[Exercise materials start]

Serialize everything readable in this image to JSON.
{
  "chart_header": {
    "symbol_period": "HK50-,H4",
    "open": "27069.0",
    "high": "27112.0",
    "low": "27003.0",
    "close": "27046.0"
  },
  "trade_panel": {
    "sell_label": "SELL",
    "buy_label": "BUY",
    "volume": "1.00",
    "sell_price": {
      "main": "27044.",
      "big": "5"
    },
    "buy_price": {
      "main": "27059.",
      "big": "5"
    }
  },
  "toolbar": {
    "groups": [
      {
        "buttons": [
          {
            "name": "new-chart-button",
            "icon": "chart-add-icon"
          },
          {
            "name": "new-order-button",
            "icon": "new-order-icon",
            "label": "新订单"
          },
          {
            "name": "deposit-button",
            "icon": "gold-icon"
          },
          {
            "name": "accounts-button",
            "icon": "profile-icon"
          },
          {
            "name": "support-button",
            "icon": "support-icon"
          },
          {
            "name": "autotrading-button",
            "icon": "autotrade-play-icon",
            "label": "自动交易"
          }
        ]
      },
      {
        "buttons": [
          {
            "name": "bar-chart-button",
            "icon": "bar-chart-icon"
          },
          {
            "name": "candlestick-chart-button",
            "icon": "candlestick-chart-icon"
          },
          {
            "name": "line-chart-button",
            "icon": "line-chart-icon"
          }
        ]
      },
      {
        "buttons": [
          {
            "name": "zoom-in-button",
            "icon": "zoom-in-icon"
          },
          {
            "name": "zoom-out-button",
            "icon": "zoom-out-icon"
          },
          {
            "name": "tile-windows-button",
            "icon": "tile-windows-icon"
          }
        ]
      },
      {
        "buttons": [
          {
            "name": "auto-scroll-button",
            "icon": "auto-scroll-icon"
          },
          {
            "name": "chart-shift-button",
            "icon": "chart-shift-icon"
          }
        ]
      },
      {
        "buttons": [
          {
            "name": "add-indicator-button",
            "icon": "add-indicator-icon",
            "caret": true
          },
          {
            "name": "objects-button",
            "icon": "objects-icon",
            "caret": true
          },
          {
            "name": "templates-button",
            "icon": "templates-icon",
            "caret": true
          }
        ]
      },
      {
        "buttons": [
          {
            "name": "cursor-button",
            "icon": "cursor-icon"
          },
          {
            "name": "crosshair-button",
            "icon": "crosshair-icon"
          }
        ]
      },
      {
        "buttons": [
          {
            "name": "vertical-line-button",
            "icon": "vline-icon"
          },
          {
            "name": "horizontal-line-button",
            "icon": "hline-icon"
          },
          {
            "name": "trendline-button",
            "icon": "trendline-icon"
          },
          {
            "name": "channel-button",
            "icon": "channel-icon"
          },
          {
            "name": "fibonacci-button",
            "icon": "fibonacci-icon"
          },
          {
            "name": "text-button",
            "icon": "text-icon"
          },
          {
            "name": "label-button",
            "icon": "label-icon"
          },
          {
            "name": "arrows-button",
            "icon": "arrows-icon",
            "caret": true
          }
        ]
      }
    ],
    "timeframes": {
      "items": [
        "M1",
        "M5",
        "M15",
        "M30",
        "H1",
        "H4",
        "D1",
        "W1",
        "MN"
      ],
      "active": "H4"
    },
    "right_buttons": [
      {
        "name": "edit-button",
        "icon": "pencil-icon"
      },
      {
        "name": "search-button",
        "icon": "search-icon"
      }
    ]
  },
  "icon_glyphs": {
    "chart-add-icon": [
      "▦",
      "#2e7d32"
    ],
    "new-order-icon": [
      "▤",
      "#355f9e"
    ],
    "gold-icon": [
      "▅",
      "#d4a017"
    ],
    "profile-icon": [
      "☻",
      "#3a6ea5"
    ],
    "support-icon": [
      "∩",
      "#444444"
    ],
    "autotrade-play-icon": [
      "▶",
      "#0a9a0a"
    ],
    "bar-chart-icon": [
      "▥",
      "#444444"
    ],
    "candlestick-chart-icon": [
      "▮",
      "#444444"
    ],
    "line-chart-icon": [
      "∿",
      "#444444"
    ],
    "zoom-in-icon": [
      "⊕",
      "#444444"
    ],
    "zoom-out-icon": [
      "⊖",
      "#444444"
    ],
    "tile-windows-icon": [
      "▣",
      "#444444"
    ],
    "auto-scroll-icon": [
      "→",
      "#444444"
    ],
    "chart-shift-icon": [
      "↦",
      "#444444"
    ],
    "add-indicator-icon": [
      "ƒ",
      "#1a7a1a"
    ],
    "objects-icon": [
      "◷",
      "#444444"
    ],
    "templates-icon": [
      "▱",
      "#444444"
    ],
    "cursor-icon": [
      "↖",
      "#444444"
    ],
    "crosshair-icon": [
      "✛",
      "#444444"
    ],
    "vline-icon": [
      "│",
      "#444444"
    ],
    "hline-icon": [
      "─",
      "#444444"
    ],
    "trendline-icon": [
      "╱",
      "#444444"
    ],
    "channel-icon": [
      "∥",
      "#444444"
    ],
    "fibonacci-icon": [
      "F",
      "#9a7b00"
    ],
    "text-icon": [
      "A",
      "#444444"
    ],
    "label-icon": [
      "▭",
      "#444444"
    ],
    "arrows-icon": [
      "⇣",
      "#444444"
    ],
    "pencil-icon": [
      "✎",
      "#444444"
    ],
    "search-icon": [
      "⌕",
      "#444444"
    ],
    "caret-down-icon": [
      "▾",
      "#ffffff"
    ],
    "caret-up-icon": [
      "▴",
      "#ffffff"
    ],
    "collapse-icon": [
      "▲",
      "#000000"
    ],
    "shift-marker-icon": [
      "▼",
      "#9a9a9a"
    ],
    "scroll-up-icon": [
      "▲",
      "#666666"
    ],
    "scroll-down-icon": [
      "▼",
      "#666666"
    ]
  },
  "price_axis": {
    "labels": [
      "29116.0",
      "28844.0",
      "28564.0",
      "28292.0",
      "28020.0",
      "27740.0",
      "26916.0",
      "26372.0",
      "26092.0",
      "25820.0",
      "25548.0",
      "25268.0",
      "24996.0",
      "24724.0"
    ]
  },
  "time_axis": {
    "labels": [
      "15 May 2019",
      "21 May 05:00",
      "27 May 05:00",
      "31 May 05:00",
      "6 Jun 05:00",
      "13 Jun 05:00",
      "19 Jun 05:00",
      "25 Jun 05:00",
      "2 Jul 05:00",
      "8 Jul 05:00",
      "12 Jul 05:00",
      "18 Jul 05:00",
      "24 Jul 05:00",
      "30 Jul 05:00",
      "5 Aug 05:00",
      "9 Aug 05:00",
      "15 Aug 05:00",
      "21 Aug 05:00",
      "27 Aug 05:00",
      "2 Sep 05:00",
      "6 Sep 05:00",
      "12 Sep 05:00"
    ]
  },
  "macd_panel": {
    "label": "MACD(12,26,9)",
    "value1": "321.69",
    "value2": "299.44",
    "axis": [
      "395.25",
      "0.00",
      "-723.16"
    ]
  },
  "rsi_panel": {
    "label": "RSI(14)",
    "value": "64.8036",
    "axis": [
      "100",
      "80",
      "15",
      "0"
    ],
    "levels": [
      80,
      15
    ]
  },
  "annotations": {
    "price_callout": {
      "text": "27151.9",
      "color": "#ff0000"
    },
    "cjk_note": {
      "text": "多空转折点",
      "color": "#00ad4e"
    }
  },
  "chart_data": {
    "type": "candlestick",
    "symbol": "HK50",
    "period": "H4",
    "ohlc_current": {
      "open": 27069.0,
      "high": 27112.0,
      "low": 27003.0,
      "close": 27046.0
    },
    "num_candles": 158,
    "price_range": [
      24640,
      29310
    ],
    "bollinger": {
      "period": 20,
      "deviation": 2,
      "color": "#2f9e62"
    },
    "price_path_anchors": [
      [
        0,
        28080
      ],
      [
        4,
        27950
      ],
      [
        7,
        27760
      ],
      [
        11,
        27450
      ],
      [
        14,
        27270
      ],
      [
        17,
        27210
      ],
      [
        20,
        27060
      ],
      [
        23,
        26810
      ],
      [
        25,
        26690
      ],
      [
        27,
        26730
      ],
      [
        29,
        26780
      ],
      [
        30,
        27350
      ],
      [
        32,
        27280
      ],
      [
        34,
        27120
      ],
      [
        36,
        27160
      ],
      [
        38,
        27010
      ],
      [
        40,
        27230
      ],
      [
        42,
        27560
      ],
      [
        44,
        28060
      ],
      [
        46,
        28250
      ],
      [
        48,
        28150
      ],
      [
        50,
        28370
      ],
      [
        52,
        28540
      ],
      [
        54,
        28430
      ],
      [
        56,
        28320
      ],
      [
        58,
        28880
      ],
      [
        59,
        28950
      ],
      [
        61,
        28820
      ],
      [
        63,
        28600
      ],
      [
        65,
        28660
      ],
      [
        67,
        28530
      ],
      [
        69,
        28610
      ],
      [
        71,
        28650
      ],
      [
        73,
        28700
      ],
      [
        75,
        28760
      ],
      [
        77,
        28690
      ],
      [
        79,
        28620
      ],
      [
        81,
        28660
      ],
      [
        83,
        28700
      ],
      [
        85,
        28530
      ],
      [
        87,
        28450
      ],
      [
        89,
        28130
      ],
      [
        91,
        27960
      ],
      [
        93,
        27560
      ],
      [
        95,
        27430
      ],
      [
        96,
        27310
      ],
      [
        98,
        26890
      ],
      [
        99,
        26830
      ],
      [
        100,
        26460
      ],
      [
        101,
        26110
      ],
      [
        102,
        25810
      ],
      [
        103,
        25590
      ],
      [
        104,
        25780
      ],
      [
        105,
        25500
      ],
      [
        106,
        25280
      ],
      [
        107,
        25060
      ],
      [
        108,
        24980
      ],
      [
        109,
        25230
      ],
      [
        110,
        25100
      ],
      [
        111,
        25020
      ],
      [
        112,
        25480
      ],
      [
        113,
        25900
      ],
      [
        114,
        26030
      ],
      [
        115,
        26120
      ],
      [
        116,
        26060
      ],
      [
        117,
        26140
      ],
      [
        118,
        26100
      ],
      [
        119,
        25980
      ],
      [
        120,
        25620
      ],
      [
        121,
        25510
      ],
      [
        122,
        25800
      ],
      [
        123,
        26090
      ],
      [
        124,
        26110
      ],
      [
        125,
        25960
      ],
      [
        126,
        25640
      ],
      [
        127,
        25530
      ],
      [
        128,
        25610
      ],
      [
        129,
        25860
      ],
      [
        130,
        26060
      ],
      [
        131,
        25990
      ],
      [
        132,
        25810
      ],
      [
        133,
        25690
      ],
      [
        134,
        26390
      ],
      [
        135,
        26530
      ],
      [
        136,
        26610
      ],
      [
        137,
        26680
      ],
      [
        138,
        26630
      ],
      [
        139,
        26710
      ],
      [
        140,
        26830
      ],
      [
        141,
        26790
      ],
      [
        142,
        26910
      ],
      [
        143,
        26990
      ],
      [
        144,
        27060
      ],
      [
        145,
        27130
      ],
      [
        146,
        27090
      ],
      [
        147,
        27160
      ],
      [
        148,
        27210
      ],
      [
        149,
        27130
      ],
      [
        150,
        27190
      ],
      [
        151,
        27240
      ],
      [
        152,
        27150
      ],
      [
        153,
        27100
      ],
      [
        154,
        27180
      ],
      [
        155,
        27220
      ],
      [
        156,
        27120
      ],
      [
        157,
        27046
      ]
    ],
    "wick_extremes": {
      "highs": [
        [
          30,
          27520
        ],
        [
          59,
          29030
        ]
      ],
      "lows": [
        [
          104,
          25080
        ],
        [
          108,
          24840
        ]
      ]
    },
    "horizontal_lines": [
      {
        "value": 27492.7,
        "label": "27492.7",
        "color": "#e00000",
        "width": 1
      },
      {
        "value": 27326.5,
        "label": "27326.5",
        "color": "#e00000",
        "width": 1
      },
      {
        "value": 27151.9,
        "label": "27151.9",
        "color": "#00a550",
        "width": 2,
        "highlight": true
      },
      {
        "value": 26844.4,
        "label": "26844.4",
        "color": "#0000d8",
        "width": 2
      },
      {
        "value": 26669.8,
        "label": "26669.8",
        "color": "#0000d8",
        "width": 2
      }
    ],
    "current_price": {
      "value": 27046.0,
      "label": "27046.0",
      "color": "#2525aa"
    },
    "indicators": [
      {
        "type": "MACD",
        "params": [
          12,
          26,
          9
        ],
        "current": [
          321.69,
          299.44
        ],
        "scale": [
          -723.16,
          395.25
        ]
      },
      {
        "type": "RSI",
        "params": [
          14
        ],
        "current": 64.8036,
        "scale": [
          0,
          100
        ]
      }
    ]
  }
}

[Exercise materials end]

Goal >> In the listing above, count each line that holds the string "zoom". Give the number only.

In response >> 6